*Data:*
* * * * * * *

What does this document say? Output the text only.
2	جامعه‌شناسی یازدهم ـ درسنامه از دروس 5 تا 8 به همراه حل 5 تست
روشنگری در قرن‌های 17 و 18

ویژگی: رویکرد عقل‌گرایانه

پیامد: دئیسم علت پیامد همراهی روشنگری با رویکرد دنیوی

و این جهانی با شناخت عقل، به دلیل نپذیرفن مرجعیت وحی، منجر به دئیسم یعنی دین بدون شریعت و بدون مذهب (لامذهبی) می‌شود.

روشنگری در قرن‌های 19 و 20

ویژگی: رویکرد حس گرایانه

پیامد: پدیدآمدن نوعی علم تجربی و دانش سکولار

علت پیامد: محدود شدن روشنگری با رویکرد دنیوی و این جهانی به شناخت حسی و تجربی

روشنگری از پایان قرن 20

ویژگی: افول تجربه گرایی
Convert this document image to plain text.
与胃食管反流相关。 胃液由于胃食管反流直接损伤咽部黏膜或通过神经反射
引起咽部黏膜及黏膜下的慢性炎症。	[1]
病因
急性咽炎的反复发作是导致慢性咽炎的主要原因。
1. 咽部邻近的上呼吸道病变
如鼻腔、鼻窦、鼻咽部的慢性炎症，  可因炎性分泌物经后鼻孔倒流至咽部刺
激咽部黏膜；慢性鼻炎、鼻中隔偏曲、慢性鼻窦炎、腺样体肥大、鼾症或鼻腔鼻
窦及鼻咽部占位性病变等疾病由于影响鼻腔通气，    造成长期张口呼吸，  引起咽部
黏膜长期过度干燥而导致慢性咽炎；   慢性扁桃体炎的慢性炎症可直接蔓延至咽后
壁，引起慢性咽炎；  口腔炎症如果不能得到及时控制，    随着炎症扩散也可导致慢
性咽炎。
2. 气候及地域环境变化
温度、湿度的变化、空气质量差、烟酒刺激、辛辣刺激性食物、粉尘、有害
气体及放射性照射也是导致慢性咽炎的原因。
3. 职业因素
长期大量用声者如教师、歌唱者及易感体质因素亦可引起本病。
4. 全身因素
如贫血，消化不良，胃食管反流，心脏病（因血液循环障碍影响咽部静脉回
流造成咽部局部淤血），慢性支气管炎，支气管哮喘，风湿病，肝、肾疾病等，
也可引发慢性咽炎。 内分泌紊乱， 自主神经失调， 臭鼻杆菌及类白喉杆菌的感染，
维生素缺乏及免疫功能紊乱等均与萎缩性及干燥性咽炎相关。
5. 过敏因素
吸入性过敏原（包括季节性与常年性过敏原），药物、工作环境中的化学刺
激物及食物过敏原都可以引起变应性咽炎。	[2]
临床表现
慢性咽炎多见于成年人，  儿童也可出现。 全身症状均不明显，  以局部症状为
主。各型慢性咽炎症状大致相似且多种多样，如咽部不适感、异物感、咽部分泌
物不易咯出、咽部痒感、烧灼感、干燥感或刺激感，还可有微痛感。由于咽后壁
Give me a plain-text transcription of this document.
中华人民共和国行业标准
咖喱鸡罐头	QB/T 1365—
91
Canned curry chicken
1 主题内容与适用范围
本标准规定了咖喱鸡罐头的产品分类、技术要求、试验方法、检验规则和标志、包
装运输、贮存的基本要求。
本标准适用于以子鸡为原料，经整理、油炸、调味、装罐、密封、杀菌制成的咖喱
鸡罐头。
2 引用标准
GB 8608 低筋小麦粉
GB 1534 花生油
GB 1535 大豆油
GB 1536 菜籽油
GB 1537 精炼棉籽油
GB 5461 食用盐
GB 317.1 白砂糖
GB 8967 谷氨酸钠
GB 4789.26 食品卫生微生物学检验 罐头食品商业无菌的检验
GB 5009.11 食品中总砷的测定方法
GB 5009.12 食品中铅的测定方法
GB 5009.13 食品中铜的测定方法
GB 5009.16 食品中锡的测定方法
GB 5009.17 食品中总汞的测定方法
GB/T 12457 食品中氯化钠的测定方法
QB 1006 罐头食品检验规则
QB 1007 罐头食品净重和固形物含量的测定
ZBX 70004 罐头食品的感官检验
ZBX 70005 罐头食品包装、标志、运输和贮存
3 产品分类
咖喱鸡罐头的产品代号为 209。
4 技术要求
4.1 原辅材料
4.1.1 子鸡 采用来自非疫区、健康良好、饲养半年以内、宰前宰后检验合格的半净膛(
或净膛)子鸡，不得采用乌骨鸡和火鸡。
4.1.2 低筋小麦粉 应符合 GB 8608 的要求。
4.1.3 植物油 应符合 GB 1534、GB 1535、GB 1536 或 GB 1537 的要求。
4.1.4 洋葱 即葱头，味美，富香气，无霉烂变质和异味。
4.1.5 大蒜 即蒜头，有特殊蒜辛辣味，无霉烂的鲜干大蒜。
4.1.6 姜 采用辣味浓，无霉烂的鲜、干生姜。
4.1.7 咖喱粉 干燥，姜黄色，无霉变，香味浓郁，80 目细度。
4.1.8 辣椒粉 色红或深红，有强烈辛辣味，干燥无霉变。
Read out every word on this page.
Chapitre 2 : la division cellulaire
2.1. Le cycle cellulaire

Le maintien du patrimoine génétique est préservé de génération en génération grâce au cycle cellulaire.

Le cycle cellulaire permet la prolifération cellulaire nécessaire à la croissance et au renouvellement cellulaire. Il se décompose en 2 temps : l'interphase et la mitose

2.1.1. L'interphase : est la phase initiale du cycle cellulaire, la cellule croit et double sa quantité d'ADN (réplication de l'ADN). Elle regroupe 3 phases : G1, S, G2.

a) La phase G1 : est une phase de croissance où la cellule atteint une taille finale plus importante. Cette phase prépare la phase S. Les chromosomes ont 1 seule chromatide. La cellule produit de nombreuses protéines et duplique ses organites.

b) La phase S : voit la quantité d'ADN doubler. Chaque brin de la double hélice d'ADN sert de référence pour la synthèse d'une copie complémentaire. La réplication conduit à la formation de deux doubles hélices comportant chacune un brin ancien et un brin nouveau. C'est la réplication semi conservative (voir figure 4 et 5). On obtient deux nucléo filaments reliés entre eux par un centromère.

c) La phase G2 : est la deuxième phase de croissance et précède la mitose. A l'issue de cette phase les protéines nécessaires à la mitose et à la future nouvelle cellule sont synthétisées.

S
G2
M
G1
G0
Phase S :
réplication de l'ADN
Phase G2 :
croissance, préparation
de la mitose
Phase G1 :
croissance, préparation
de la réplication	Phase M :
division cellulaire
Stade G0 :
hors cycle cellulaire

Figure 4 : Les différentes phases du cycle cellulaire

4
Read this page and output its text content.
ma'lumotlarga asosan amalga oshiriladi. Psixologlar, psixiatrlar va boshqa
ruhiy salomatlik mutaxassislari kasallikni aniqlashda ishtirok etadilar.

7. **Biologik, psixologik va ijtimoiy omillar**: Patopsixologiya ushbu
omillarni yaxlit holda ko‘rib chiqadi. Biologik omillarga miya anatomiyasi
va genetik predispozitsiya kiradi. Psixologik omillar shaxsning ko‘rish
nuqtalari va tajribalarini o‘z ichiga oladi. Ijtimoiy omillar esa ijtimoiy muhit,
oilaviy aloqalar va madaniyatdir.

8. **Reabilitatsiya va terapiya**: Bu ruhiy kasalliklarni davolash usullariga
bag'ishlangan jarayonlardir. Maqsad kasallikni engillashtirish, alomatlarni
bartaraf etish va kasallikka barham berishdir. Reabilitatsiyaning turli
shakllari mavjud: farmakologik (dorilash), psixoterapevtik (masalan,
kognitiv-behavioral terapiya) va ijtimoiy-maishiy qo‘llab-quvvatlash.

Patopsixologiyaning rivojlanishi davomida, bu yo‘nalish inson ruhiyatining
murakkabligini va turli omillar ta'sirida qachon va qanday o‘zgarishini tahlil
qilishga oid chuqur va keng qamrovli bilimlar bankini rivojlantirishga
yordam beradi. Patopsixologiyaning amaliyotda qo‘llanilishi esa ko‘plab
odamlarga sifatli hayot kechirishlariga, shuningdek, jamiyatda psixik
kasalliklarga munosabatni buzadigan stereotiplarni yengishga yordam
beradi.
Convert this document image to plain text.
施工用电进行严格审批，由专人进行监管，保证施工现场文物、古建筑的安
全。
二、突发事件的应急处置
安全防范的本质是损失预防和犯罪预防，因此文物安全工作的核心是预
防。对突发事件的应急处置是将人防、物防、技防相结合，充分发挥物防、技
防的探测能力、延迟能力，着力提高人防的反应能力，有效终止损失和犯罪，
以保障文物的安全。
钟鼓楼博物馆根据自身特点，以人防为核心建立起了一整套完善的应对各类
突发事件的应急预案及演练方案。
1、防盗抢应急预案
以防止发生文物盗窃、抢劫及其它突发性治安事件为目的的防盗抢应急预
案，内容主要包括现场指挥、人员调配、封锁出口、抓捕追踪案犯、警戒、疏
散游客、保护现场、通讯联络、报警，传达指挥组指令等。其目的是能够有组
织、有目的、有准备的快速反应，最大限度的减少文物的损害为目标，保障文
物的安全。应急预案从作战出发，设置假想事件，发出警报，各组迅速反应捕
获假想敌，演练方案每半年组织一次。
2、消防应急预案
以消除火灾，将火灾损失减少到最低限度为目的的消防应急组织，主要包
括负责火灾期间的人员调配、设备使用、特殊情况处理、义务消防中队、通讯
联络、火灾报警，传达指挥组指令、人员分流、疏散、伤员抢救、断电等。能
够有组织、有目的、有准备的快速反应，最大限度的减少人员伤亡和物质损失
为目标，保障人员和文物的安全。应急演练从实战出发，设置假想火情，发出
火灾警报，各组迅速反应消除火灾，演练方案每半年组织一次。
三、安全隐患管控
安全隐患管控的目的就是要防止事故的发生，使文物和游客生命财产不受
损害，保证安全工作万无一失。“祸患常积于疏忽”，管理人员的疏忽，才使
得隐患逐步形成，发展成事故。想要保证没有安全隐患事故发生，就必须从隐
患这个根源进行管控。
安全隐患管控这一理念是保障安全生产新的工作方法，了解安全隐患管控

* * * * * * *

*Your objective:* Pick out every line with the string "kasallikni" and copy it.

*Task response:*
ruhiy salomatlik mutaxassislari kasallikni aniqlashda ishtirok etadilar.
bag'ishlangan jarayonlardir. Maqsad kasallikni engillashtirish, alomatlarni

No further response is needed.